## Records provided
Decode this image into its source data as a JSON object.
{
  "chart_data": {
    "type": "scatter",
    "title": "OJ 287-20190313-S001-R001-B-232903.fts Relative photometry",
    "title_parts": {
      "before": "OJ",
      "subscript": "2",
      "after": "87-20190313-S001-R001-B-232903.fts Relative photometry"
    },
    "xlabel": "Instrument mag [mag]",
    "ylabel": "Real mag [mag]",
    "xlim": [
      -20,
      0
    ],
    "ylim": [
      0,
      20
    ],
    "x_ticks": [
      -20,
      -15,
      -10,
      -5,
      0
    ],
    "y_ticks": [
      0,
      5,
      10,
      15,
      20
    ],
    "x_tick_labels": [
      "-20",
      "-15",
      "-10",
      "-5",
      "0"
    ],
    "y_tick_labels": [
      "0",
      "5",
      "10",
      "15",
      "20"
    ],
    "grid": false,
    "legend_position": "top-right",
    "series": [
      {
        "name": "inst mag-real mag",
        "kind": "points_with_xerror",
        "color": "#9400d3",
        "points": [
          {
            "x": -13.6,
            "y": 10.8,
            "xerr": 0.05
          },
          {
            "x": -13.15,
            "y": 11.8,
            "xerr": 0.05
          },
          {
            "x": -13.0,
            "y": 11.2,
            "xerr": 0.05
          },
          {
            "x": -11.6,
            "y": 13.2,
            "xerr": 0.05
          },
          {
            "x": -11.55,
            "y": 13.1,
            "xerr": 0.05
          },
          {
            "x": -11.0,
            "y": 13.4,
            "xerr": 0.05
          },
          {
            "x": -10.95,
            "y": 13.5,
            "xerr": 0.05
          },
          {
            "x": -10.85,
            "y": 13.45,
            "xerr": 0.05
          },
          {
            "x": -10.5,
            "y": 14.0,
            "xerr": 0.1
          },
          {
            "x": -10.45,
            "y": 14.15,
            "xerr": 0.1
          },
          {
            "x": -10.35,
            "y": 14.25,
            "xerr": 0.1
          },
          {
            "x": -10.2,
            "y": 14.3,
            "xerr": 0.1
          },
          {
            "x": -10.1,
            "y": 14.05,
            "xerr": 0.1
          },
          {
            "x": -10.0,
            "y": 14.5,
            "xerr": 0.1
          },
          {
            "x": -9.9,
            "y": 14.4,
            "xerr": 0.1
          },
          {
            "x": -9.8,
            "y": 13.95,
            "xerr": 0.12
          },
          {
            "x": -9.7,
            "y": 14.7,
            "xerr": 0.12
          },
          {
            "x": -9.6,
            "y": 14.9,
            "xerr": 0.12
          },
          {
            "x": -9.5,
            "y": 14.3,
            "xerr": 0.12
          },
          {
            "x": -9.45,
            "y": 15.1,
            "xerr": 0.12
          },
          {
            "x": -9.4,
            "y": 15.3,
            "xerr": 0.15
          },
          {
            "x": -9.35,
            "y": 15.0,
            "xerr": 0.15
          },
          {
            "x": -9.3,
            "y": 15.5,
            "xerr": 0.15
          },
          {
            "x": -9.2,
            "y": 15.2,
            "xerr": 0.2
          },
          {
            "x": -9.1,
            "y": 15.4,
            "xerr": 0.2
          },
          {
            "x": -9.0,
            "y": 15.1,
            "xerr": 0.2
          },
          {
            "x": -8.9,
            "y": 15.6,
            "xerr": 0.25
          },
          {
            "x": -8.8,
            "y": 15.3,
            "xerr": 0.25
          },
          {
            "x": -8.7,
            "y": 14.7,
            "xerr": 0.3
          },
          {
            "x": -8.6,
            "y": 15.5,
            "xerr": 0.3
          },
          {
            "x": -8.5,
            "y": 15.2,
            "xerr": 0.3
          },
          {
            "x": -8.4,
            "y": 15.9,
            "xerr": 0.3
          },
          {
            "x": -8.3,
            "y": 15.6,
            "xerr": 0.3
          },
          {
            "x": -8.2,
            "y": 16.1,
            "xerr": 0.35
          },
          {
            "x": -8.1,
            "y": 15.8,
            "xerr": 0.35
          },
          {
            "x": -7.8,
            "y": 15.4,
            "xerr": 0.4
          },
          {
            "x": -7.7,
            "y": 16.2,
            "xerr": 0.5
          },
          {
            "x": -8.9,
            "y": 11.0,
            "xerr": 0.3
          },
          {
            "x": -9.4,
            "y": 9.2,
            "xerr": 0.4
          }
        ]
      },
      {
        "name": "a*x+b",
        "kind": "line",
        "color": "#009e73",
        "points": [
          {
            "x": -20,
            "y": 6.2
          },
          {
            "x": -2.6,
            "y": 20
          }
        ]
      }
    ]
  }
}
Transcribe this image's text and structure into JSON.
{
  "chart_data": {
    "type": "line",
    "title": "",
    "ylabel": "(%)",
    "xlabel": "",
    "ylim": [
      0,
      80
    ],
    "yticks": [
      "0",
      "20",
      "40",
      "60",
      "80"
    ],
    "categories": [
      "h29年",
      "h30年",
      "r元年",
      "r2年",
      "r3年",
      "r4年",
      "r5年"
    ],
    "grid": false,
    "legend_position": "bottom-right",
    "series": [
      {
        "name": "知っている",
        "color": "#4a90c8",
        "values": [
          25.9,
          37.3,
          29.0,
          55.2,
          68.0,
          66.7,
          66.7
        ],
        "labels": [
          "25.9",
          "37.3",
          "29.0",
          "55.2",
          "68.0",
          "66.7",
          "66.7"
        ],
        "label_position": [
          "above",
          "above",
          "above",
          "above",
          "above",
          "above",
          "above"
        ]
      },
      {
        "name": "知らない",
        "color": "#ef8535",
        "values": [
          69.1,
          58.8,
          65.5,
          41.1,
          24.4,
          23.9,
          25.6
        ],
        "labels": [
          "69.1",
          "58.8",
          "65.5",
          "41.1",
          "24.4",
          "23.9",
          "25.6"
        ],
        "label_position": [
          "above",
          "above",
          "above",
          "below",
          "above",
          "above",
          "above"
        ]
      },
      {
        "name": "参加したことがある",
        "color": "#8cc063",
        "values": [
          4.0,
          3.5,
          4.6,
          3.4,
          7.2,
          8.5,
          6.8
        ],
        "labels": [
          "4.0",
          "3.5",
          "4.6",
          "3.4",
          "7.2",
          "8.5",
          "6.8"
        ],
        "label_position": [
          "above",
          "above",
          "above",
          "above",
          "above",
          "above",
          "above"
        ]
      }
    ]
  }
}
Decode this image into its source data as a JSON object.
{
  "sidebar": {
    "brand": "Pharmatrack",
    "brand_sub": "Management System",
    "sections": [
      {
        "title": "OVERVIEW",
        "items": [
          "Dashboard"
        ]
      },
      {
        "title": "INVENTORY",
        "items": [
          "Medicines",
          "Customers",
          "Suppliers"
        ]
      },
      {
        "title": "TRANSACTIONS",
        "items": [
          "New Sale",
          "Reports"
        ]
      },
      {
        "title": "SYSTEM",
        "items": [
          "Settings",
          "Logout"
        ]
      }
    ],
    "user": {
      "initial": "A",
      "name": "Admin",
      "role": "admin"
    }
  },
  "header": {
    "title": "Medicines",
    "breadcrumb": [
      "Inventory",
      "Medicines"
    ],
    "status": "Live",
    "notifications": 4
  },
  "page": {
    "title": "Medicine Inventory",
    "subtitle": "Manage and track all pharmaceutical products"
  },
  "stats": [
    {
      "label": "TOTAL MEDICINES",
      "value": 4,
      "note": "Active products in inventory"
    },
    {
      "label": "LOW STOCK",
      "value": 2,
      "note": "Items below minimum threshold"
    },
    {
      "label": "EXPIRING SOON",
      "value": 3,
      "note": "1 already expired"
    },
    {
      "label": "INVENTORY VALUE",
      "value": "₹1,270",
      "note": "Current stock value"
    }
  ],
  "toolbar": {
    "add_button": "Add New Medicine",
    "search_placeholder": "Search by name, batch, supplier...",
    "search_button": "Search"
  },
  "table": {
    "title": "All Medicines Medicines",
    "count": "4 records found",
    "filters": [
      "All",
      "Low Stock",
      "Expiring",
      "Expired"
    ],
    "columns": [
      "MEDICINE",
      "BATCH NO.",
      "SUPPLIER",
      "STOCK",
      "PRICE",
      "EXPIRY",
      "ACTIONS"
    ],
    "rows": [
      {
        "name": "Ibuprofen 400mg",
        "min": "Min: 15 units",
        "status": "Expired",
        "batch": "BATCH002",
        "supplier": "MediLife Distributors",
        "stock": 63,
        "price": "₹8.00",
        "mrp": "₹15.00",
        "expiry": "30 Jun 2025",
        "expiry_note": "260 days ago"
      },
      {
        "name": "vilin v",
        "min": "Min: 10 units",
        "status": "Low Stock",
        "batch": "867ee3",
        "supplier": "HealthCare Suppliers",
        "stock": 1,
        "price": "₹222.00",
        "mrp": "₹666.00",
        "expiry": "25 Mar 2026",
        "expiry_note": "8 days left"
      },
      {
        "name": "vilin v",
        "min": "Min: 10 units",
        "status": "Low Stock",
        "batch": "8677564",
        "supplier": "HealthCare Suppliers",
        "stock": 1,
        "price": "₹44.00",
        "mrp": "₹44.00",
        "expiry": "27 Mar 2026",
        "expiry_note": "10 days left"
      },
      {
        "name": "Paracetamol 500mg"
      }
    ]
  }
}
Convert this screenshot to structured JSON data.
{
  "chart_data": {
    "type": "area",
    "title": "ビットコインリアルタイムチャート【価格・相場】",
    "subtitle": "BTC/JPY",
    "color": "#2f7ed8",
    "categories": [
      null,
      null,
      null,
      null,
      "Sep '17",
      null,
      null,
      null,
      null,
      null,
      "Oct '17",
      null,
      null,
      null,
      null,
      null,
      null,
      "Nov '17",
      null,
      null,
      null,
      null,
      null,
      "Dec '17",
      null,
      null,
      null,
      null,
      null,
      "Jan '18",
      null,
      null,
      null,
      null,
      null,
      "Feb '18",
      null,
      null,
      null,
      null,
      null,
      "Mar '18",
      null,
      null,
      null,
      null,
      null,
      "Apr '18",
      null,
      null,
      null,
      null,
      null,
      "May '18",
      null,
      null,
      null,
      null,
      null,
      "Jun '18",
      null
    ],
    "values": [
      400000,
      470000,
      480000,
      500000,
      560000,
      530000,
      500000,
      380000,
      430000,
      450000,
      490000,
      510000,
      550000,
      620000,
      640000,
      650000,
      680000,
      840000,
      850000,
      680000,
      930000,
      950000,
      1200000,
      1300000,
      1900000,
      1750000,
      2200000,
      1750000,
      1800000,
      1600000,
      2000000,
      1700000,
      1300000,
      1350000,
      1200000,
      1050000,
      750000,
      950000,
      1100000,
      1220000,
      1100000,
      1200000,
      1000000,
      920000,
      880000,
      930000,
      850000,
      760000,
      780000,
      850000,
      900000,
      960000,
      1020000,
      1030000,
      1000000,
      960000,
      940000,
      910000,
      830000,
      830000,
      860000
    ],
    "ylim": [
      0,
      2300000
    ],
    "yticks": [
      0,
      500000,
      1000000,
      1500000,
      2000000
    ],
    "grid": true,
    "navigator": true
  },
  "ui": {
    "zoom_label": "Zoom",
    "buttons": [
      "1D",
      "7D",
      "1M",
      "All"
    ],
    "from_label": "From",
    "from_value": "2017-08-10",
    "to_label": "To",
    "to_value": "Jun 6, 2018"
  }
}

## Task statement
Where a line above includes "photometry", copy that line.

## Solution to this task
    "title": "OJ 287-20190313-S001-R001-B-232903.fts Relative photometry",
      "after": "87-20190313-S001-R001-B-232903.fts Relative photometry"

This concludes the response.